- _EXCERPTED RECORDS_:
START
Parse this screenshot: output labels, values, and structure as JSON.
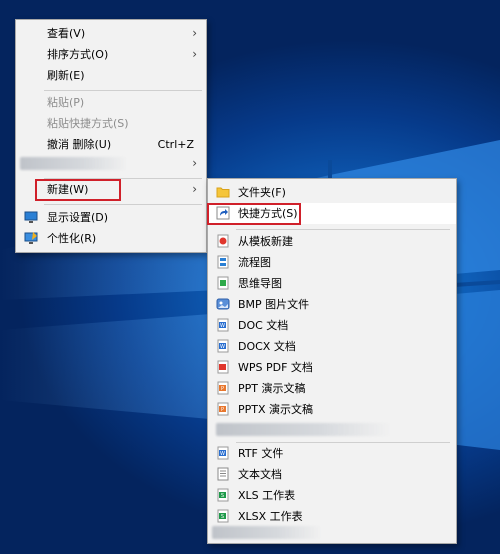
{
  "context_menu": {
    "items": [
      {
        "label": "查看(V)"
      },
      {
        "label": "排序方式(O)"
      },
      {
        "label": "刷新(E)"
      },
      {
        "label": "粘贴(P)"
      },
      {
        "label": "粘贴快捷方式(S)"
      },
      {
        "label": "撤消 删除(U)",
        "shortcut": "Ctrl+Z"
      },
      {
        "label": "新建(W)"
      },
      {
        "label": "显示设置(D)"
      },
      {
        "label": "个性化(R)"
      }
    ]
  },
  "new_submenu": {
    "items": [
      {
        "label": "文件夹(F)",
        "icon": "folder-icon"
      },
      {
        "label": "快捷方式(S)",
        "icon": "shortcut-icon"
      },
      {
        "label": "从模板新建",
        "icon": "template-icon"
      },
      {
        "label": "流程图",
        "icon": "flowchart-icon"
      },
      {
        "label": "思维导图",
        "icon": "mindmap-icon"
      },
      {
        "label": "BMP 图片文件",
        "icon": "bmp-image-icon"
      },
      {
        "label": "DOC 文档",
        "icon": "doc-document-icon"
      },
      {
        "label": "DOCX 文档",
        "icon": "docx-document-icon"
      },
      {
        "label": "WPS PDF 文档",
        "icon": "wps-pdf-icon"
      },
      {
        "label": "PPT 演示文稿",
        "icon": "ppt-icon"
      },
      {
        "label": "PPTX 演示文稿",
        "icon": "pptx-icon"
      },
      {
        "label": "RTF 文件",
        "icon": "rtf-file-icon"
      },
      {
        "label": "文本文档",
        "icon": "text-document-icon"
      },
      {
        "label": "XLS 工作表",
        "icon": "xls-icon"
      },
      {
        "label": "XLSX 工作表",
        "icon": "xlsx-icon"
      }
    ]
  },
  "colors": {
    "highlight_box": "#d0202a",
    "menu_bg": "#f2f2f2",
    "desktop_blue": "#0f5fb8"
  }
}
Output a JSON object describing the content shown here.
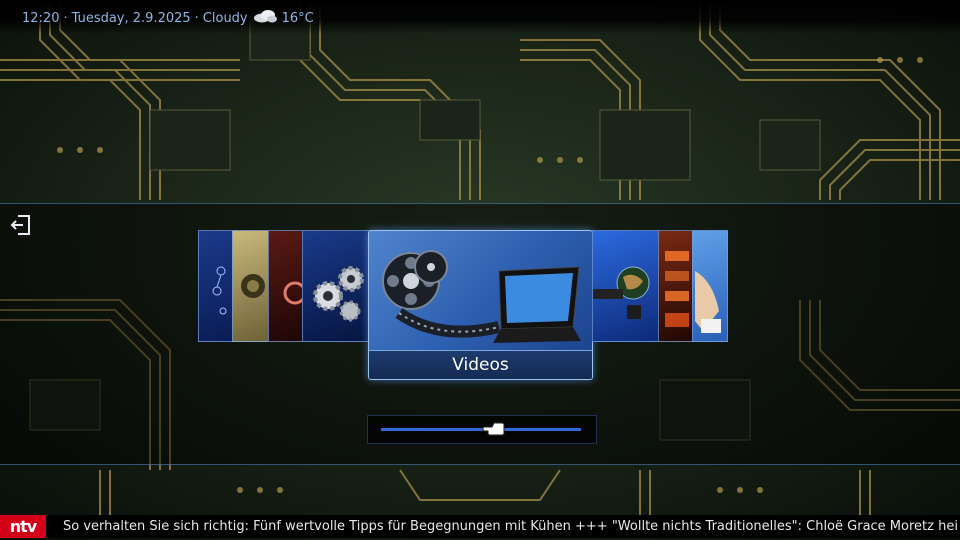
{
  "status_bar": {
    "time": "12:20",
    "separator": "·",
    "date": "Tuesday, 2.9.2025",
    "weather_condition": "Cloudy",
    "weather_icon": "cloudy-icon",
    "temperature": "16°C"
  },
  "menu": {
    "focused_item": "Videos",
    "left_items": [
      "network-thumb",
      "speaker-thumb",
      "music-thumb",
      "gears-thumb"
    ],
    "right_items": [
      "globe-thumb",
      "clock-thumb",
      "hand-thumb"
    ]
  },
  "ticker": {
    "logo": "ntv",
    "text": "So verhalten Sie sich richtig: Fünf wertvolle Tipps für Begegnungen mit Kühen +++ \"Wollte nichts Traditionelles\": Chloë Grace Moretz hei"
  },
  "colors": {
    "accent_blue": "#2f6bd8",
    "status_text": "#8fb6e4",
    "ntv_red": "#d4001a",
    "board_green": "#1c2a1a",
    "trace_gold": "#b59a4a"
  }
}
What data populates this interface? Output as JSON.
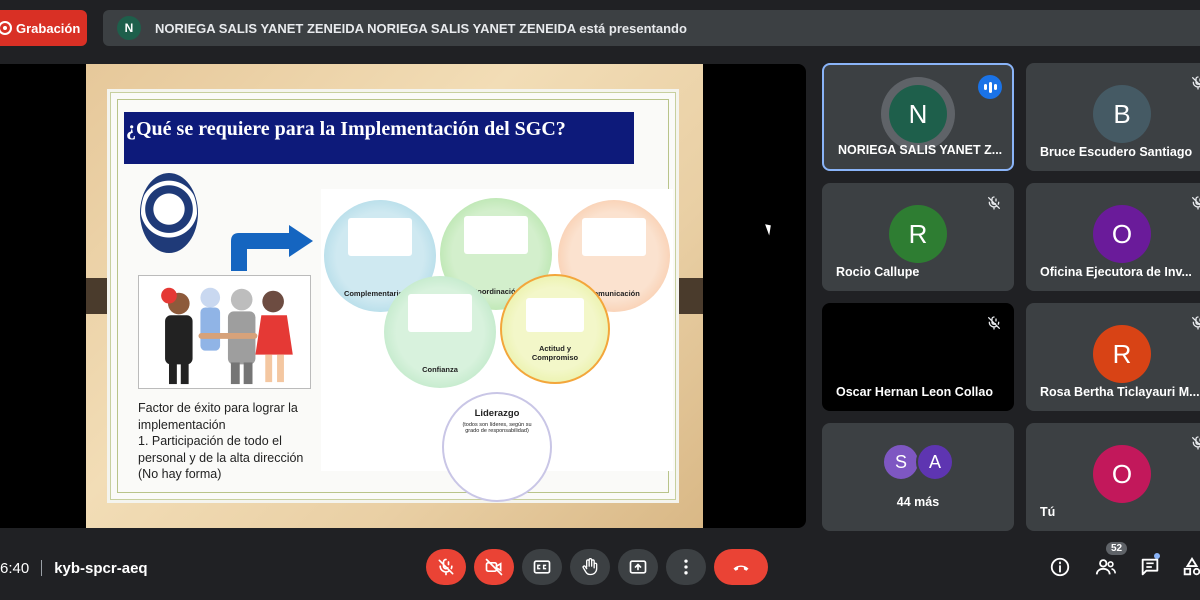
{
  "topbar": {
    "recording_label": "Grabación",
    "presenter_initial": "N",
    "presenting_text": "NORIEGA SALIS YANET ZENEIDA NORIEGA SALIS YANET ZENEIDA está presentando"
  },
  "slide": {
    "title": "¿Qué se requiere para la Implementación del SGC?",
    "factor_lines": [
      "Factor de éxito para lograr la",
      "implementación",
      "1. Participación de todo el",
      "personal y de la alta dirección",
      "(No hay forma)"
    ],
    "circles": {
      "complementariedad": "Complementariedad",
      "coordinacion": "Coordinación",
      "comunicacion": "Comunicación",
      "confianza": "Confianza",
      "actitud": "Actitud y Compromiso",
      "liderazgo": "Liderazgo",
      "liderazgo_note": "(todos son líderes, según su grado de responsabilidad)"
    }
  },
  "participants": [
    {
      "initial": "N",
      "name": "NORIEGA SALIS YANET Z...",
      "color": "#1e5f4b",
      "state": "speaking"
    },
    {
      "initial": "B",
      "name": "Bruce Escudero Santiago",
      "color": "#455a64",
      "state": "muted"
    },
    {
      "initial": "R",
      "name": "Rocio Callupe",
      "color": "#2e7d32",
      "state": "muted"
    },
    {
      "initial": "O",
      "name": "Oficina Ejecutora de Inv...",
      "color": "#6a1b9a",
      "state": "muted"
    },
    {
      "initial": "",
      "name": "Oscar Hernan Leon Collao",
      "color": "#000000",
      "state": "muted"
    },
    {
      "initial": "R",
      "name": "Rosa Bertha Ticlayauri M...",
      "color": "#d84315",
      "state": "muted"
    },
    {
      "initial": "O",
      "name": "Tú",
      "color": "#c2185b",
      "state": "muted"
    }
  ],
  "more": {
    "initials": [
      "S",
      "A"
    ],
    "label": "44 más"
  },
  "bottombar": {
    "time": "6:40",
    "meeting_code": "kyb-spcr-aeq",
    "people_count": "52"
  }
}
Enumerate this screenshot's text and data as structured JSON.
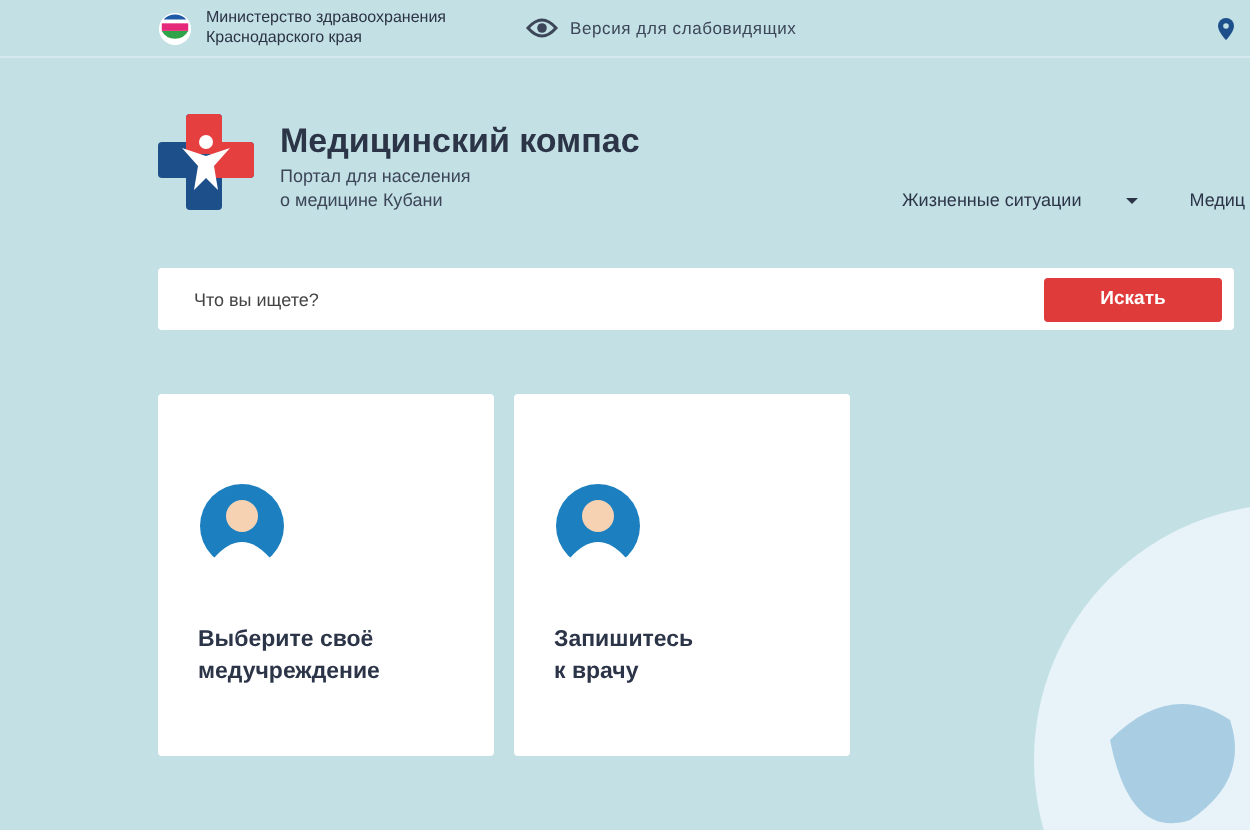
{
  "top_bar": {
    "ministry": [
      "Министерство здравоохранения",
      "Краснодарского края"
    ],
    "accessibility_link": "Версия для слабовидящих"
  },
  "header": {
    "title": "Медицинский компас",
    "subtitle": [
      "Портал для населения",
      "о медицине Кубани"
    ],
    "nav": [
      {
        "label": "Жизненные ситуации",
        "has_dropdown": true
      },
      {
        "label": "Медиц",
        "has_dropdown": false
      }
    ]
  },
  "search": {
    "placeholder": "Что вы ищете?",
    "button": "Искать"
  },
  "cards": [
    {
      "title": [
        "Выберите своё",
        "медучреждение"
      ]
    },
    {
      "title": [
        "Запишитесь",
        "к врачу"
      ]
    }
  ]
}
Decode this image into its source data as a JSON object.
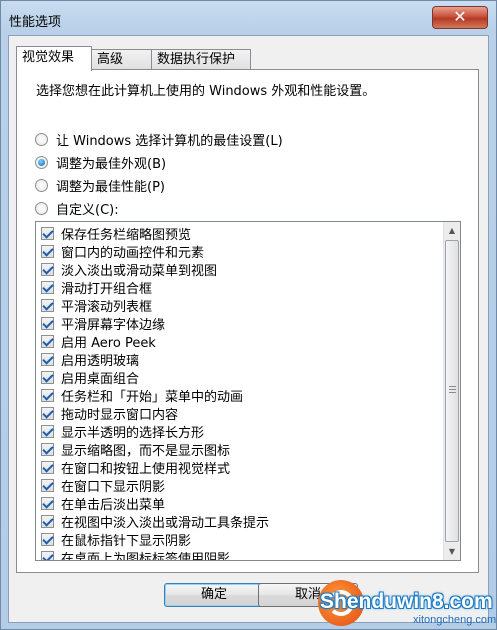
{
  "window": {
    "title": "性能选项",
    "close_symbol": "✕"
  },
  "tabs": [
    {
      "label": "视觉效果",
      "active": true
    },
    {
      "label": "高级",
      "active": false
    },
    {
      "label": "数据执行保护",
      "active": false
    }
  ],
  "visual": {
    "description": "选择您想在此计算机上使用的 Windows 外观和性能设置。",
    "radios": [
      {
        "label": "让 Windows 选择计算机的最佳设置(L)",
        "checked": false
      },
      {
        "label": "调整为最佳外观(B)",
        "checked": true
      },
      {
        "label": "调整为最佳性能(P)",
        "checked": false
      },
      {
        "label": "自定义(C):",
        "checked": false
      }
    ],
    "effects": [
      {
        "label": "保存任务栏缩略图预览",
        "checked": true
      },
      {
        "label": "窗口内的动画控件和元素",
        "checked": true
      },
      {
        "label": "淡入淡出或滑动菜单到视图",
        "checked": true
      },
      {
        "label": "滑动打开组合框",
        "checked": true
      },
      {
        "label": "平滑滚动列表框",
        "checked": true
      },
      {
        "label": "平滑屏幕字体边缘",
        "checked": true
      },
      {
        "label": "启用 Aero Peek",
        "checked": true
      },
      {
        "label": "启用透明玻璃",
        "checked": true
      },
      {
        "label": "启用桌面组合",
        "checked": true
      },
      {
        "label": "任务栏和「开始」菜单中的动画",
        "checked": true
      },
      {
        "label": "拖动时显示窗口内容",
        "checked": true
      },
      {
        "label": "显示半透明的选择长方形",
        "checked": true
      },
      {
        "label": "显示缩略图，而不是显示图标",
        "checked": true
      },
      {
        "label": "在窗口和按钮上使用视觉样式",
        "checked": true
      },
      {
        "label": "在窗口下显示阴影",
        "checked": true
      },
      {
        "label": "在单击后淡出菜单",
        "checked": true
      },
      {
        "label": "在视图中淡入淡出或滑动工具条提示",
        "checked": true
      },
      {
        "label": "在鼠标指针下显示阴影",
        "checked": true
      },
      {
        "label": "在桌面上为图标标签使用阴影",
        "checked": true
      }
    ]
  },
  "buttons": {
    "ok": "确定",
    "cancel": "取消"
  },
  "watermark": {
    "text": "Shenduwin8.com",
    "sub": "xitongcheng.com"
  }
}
END
Exclude the pictures and repeat every other part of the records word for word.

Parse this screenshot: output labels, values, and structure as JSON.
{
  "context_menu": {
    "items": [
      {
        "label": "查看(V)"
      },
      {
        "label": "排序方式(O)"
      },
      {
        "label": "刷新(E)"
      },
      {
        "label": "粘贴(P)"
      },
      {
        "label": "粘贴快捷方式(S)"
      },
      {
        "label": "撤消 删除(U)",
        "shortcut": "Ctrl+Z"
      },
      {
        "label": "新建(W)"
      },
      {
        "label": "显示设置(D)"
      },
      {
        "label": "个性化(R)"
      }
    ]
  },
  "new_submenu": {
    "items": [
      {
        "label": "文件夹(F)",
        "icon": "folder-icon"
      },
      {
        "label": "快捷方式(S)",
        "icon": "shortcut-icon"
      },
      {
        "label": "从模板新建",
        "icon": "template-icon"
      },
      {
        "label": "流程图",
        "icon": "flowchart-icon"
      },
      {
        "label": "思维导图",
        "icon": "mindmap-icon"
      },
      {
        "label": "BMP 图片文件",
        "icon": "bmp-image-icon"
      },
      {
        "label": "DOC 文档",
        "icon": "doc-document-icon"
      },
      {
        "label": "DOCX 文档",
        "icon": "docx-document-icon"
      },
      {
        "label": "WPS PDF 文档",
        "icon": "wps-pdf-icon"
      },
      {
        "label": "PPT 演示文稿",
        "icon": "ppt-icon"
      },
      {
        "label": "PPTX 演示文稿",
        "icon": "pptx-icon"
      },
      {
        "label": "RTF 文件",
        "icon": "rtf-file-icon"
      },
      {
        "label": "文本文档",
        "icon": "text-document-icon"
      },
      {
        "label": "XLS 工作表",
        "icon": "xls-icon"
      },
      {
        "label": "XLSX 工作表",
        "icon": "xlsx-icon"
      }
    ]
  },
  "colors": {
    "highlight_box": "#d0202a",
    "menu_bg": "#f2f2f2",
    "desktop_blue": "#0f5fb8"
  }
}
Output a JSON object describing the content shown here.
{
  "status_bar": {
    "time": "12:20",
    "separator": "·",
    "date": "Tuesday, 2.9.2025",
    "weather_condition": "Cloudy",
    "weather_icon": "cloudy-icon",
    "temperature": "16°C"
  },
  "menu": {
    "focused_item": "Videos",
    "left_items": [
      "network-thumb",
      "speaker-thumb",
      "music-thumb",
      "gears-thumb"
    ],
    "right_items": [
      "globe-thumb",
      "clock-thumb",
      "hand-thumb"
    ]
  },
  "ticker": {
    "logo": "ntv",
    "text": "So verhalten Sie sich richtig: Fünf wertvolle Tipps für Begegnungen mit Kühen +++ \"Wollte nichts Traditionelles\": Chloë Grace Moretz hei"
  },
  "colors": {
    "accent_blue": "#2f6bd8",
    "status_text": "#8fb6e4",
    "ntv_red": "#d4001a",
    "board_green": "#1c2a1a",
    "trace_gold": "#b59a4a"
  }
}
What data populates this interface? Output as JSON.
{
  "topbar": {
    "recording_label": "Grabación",
    "presenter_initial": "N",
    "presenting_text": "NORIEGA SALIS YANET ZENEIDA NORIEGA SALIS YANET ZENEIDA está presentando"
  },
  "slide": {
    "title": "¿Qué se requiere para la Implementación del SGC?",
    "factor_lines": [
      "Factor de éxito para lograr la",
      "implementación",
      "1. Participación de todo el",
      "personal y de la alta dirección",
      "(No hay forma)"
    ],
    "circles": {
      "complementariedad": "Complementariedad",
      "coordinacion": "Coordinación",
      "comunicacion": "Comunicación",
      "confianza": "Confianza",
      "actitud": "Actitud y Compromiso",
      "liderazgo": "Liderazgo",
      "liderazgo_note": "(todos son líderes, según su grado de responsabilidad)"
    }
  },
  "participants": [
    {
      "initial": "N",
      "name": "NORIEGA SALIS YANET Z...",
      "color": "#1e5f4b",
      "state": "speaking"
    },
    {
      "initial": "B",
      "name": "Bruce Escudero Santiago",
      "color": "#455a64",
      "state": "muted"
    },
    {
      "initial": "R",
      "name": "Rocio Callupe",
      "color": "#2e7d32",
      "state": "muted"
    },
    {
      "initial": "O",
      "name": "Oficina Ejecutora de Inv...",
      "color": "#6a1b9a",
      "state": "muted"
    },
    {
      "initial": "",
      "name": "Oscar Hernan Leon Collao",
      "color": "#000000",
      "state": "muted"
    },
    {
      "initial": "R",
      "name": "Rosa Bertha Ticlayauri M...",
      "color": "#d84315",
      "state": "muted"
    },
    {
      "initial": "O",
      "name": "Tú",
      "color": "#c2185b",
      "state": "muted"
    }
  ],
  "more": {
    "initials": [
      "S",
      "A"
    ],
    "label": "44 más"
  },
  "bottombar": {
    "time": "6:40",
    "meeting_code": "kyb-spcr-aeq",
    "people_count": "52"
  }
}
Enumerate this screenshot's text and data as structured JSON.
{
  "top_bar": {
    "ministry": [
      "Министерство здравоохранения",
      "Краснодарского края"
    ],
    "accessibility_link": "Версия для слабовидящих"
  },
  "header": {
    "title": "Медицинский компас",
    "subtitle": [
      "Портал для населения",
      "о медицине Кубани"
    ],
    "nav": [
      {
        "label": "Жизненные ситуации",
        "has_dropdown": true
      },
      {
        "label": "Медиц",
        "has_dropdown": false
      }
    ]
  },
  "search": {
    "placeholder": "Что вы ищете?",
    "button": "Искать"
  },
  "cards": [
    {
      "title": [
        "Выберите своё",
        "медучреждение"
      ]
    },
    {
      "title": [
        "Запишитесь",
        "к врачу"
      ]
    }
  ]
}
Decode this image into its source data as a JSON object.
{
  "window": {
    "title": "性能选项",
    "close_symbol": "✕"
  },
  "tabs": [
    {
      "label": "视觉效果",
      "active": true
    },
    {
      "label": "高级",
      "active": false
    },
    {
      "label": "数据执行保护",
      "active": false
    }
  ],
  "visual": {
    "description": "选择您想在此计算机上使用的 Windows 外观和性能设置。",
    "radios": [
      {
        "label": "让 Windows 选择计算机的最佳设置(L)",
        "checked": false
      },
      {
        "label": "调整为最佳外观(B)",
        "checked": true
      },
      {
        "label": "调整为最佳性能(P)",
        "checked": false
      },
      {
        "label": "自定义(C):",
        "checked": false
      }
    ],
    "effects": [
      {
        "label": "保存任务栏缩略图预览",
        "checked": true
      },
      {
        "label": "窗口内的动画控件和元素",
        "checked": true
      },
      {
        "label": "淡入淡出或滑动菜单到视图",
        "checked": true
      },
      {
        "label": "滑动打开组合框",
        "checked": true
      },
      {
        "label": "平滑滚动列表框",
        "checked": true
      },
      {
        "label": "平滑屏幕字体边缘",
        "checked": true
      },
      {
        "label": "启用 Aero Peek",
        "checked": true
      },
      {
        "label": "启用透明玻璃",
        "checked": true
      },
      {
        "label": "启用桌面组合",
        "checked": true
      },
      {
        "label": "任务栏和「开始」菜单中的动画",
        "checked": true
      },
      {
        "label": "拖动时显示窗口内容",
        "checked": true
      },
      {
        "label": "显示半透明的选择长方形",
        "checked": true
      },
      {
        "label": "显示缩略图，而不是显示图标",
        "checked": true
      },
      {
        "label": "在窗口和按钮上使用视觉样式",
        "checked": true
      },
      {
        "label": "在窗口下显示阴影",
        "checked": true
      },
      {
        "label": "在单击后淡出菜单",
        "checked": true
      },
      {
        "label": "在视图中淡入淡出或滑动工具条提示",
        "checked": true
      },
      {
        "label": "在鼠标指针下显示阴影",
        "checked": true
      },
      {
        "label": "在桌面上为图标标签使用阴影",
        "checked": true
      }
    ]
  },
  "buttons": {
    "ok": "确定",
    "cancel": "取消"
  },
  "watermark": {
    "text": "Shenduwin8.com",
    "sub": "xitongcheng.com"
  }
}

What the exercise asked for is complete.